# Start of STORED ROWS

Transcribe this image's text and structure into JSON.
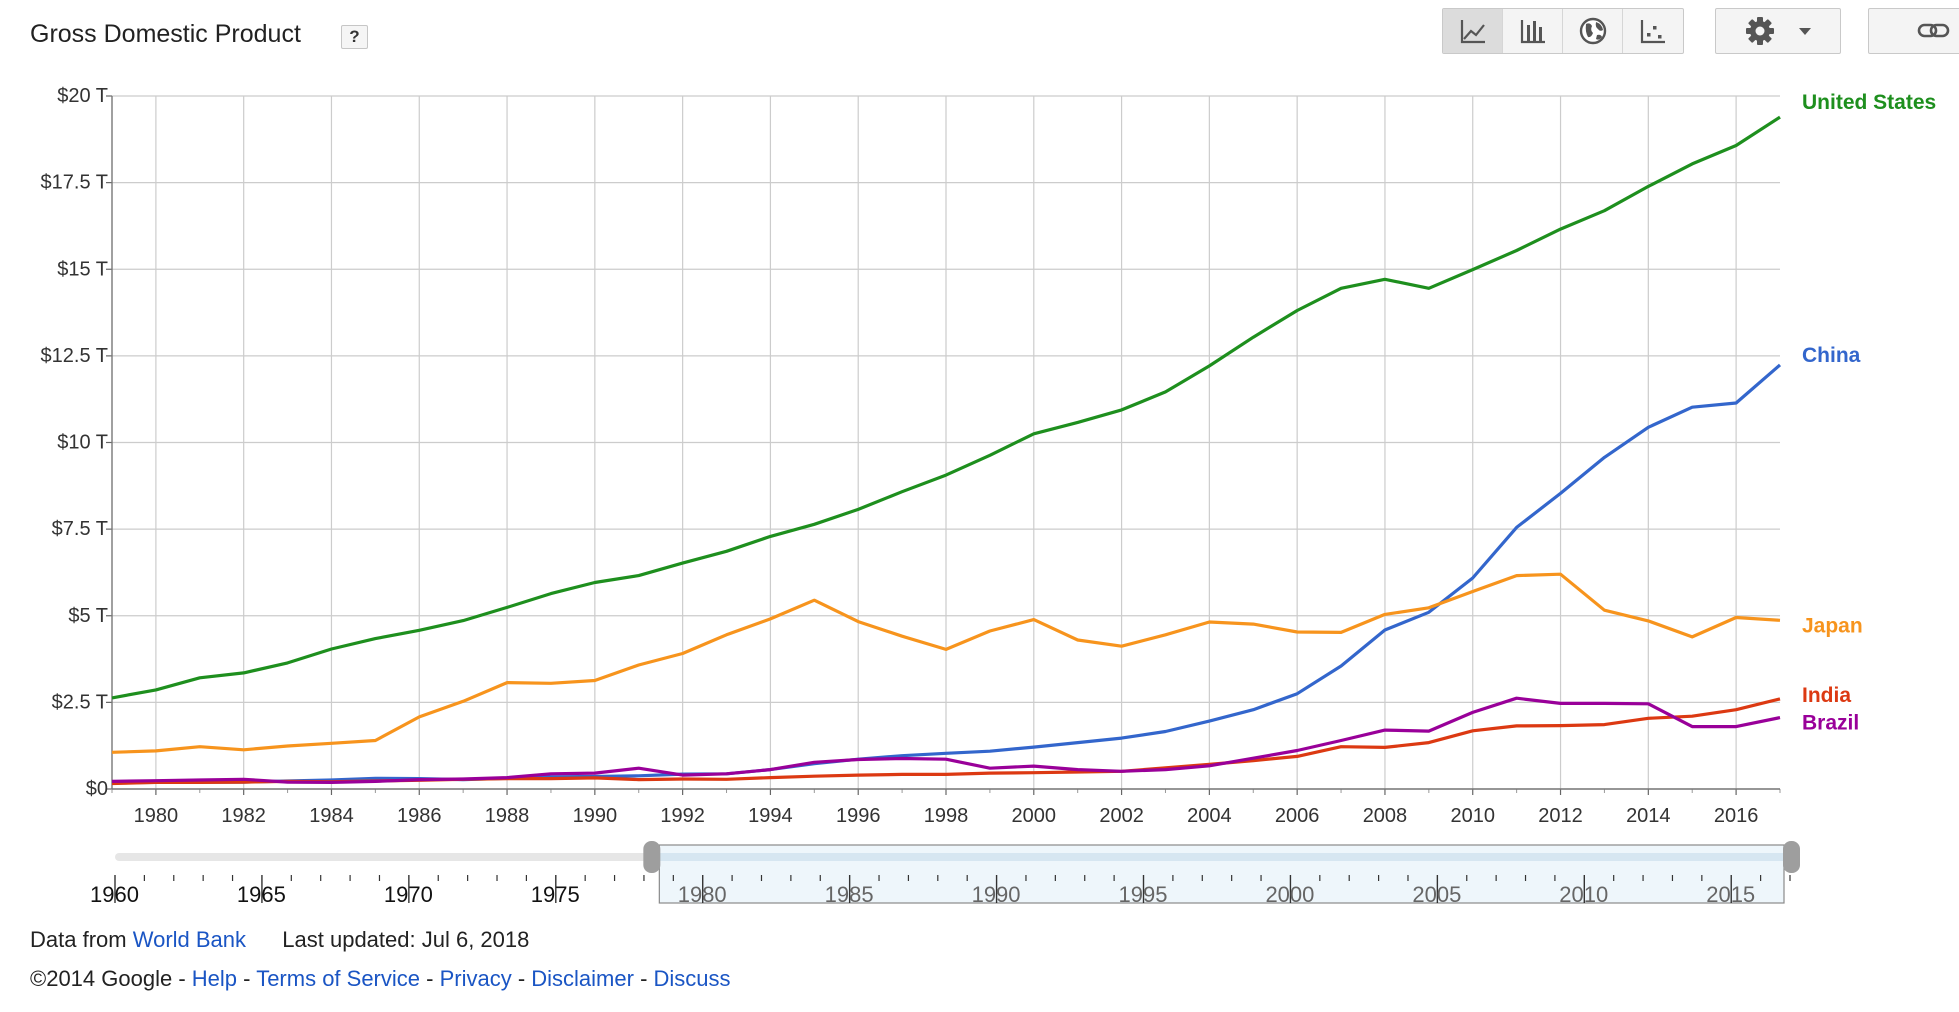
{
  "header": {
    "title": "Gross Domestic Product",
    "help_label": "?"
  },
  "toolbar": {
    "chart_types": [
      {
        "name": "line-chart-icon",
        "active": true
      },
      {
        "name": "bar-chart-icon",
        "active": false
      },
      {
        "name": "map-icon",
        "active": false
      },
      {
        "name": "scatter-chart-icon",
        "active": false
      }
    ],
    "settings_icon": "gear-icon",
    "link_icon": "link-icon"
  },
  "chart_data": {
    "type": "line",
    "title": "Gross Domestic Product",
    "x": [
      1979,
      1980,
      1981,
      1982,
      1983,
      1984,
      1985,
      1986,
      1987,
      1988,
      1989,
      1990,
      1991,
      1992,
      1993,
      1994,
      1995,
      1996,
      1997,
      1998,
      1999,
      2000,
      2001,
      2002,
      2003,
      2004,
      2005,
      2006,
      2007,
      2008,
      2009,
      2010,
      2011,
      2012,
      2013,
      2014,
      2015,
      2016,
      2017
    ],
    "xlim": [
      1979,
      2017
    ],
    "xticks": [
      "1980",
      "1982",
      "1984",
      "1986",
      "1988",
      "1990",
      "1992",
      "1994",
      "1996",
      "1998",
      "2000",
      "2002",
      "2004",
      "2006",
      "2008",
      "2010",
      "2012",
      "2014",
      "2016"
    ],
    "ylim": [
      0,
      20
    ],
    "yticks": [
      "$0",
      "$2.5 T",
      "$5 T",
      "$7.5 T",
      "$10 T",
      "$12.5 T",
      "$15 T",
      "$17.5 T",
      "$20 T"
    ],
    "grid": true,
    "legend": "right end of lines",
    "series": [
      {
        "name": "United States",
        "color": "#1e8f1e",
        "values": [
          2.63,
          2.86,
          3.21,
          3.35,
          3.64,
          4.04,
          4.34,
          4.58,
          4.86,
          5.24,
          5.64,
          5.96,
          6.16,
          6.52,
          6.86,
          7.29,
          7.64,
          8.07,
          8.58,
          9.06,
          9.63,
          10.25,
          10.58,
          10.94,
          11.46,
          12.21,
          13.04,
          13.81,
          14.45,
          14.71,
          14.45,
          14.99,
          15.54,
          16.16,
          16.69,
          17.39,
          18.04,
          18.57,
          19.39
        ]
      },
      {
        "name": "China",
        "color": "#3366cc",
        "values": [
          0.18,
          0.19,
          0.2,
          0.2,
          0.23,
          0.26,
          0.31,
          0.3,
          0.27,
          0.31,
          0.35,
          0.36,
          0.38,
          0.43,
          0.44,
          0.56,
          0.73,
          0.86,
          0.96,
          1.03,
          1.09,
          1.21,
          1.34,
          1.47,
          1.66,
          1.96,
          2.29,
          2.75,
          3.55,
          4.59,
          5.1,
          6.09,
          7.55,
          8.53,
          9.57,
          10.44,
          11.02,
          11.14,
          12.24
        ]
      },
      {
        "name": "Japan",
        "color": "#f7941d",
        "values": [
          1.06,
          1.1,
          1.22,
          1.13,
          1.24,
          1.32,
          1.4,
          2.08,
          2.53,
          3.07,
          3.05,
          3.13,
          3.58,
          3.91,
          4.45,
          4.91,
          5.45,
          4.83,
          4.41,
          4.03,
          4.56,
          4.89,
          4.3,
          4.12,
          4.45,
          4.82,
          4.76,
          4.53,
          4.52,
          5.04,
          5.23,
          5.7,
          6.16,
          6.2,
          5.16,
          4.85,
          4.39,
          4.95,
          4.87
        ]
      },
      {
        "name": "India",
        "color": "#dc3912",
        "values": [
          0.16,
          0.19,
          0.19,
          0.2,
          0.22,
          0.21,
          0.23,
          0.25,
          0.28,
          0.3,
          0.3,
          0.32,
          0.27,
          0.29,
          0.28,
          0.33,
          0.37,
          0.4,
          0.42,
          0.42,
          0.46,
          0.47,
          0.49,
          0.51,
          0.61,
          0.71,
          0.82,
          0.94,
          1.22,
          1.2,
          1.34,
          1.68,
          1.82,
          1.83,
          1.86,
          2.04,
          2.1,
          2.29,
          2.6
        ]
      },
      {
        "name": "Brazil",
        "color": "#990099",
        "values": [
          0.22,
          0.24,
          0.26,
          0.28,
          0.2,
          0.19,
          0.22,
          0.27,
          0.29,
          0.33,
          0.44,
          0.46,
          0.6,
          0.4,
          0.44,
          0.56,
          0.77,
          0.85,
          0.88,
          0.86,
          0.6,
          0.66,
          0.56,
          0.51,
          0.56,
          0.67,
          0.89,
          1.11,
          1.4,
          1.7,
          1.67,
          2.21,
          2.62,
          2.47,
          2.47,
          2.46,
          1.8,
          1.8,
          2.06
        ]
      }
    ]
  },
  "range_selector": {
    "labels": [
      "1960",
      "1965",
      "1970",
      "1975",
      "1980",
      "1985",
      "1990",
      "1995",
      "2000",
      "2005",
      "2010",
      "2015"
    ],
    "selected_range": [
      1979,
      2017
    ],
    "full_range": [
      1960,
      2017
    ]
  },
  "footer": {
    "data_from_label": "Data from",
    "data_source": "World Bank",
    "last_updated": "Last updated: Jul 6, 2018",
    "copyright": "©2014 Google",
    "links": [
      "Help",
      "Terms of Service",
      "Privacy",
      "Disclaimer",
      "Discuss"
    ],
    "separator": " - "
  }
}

# End of STORED ROWS

**WHAT IS BEING ASKED**
Every record above must be given again exactly; drop the pictures.

**TASK ANSWER**
Transcribe this image's text and structure into JSON.
{
  "header": {
    "title": "Gross Domestic Product",
    "help_label": "?"
  },
  "toolbar": {
    "chart_types": [
      {
        "name": "line-chart-icon",
        "active": true
      },
      {
        "name": "bar-chart-icon",
        "active": false
      },
      {
        "name": "map-icon",
        "active": false
      },
      {
        "name": "scatter-chart-icon",
        "active": false
      }
    ],
    "settings_icon": "gear-icon",
    "link_icon": "link-icon"
  },
  "chart_data": {
    "type": "line",
    "title": "Gross Domestic Product",
    "x": [
      1979,
      1980,
      1981,
      1982,
      1983,
      1984,
      1985,
      1986,
      1987,
      1988,
      1989,
      1990,
      1991,
      1992,
      1993,
      1994,
      1995,
      1996,
      1997,
      1998,
      1999,
      2000,
      2001,
      2002,
      2003,
      2004,
      2005,
      2006,
      2007,
      2008,
      2009,
      2010,
      2011,
      2012,
      2013,
      2014,
      2015,
      2016,
      2017
    ],
    "xlim": [
      1979,
      2017
    ],
    "xticks": [
      "1980",
      "1982",
      "1984",
      "1986",
      "1988",
      "1990",
      "1992",
      "1994",
      "1996",
      "1998",
      "2000",
      "2002",
      "2004",
      "2006",
      "2008",
      "2010",
      "2012",
      "2014",
      "2016"
    ],
    "ylim": [
      0,
      20
    ],
    "yticks": [
      "$0",
      "$2.5 T",
      "$5 T",
      "$7.5 T",
      "$10 T",
      "$12.5 T",
      "$15 T",
      "$17.5 T",
      "$20 T"
    ],
    "grid": true,
    "legend": "right end of lines",
    "series": [
      {
        "name": "United States",
        "color": "#1e8f1e",
        "values": [
          2.63,
          2.86,
          3.21,
          3.35,
          3.64,
          4.04,
          4.34,
          4.58,
          4.86,
          5.24,
          5.64,
          5.96,
          6.16,
          6.52,
          6.86,
          7.29,
          7.64,
          8.07,
          8.58,
          9.06,
          9.63,
          10.25,
          10.58,
          10.94,
          11.46,
          12.21,
          13.04,
          13.81,
          14.45,
          14.71,
          14.45,
          14.99,
          15.54,
          16.16,
          16.69,
          17.39,
          18.04,
          18.57,
          19.39
        ]
      },
      {
        "name": "China",
        "color": "#3366cc",
        "values": [
          0.18,
          0.19,
          0.2,
          0.2,
          0.23,
          0.26,
          0.31,
          0.3,
          0.27,
          0.31,
          0.35,
          0.36,
          0.38,
          0.43,
          0.44,
          0.56,
          0.73,
          0.86,
          0.96,
          1.03,
          1.09,
          1.21,
          1.34,
          1.47,
          1.66,
          1.96,
          2.29,
          2.75,
          3.55,
          4.59,
          5.1,
          6.09,
          7.55,
          8.53,
          9.57,
          10.44,
          11.02,
          11.14,
          12.24
        ]
      },
      {
        "name": "Japan",
        "color": "#f7941d",
        "values": [
          1.06,
          1.1,
          1.22,
          1.13,
          1.24,
          1.32,
          1.4,
          2.08,
          2.53,
          3.07,
          3.05,
          3.13,
          3.58,
          3.91,
          4.45,
          4.91,
          5.45,
          4.83,
          4.41,
          4.03,
          4.56,
          4.89,
          4.3,
          4.12,
          4.45,
          4.82,
          4.76,
          4.53,
          4.52,
          5.04,
          5.23,
          5.7,
          6.16,
          6.2,
          5.16,
          4.85,
          4.39,
          4.95,
          4.87
        ]
      },
      {
        "name": "India",
        "color": "#dc3912",
        "values": [
          0.16,
          0.19,
          0.19,
          0.2,
          0.22,
          0.21,
          0.23,
          0.25,
          0.28,
          0.3,
          0.3,
          0.32,
          0.27,
          0.29,
          0.28,
          0.33,
          0.37,
          0.4,
          0.42,
          0.42,
          0.46,
          0.47,
          0.49,
          0.51,
          0.61,
          0.71,
          0.82,
          0.94,
          1.22,
          1.2,
          1.34,
          1.68,
          1.82,
          1.83,
          1.86,
          2.04,
          2.1,
          2.29,
          2.6
        ]
      },
      {
        "name": "Brazil",
        "color": "#990099",
        "values": [
          0.22,
          0.24,
          0.26,
          0.28,
          0.2,
          0.19,
          0.22,
          0.27,
          0.29,
          0.33,
          0.44,
          0.46,
          0.6,
          0.4,
          0.44,
          0.56,
          0.77,
          0.85,
          0.88,
          0.86,
          0.6,
          0.66,
          0.56,
          0.51,
          0.56,
          0.67,
          0.89,
          1.11,
          1.4,
          1.7,
          1.67,
          2.21,
          2.62,
          2.47,
          2.47,
          2.46,
          1.8,
          1.8,
          2.06
        ]
      }
    ]
  },
  "range_selector": {
    "labels": [
      "1960",
      "1965",
      "1970",
      "1975",
      "1980",
      "1985",
      "1990",
      "1995",
      "2000",
      "2005",
      "2010",
      "2015"
    ],
    "selected_range": [
      1979,
      2017
    ],
    "full_range": [
      1960,
      2017
    ]
  },
  "footer": {
    "data_from_label": "Data from",
    "data_source": "World Bank",
    "last_updated": "Last updated: Jul 6, 2018",
    "copyright": "©2014 Google",
    "links": [
      "Help",
      "Terms of Service",
      "Privacy",
      "Disclaimer",
      "Discuss"
    ],
    "separator": " - "
  }
}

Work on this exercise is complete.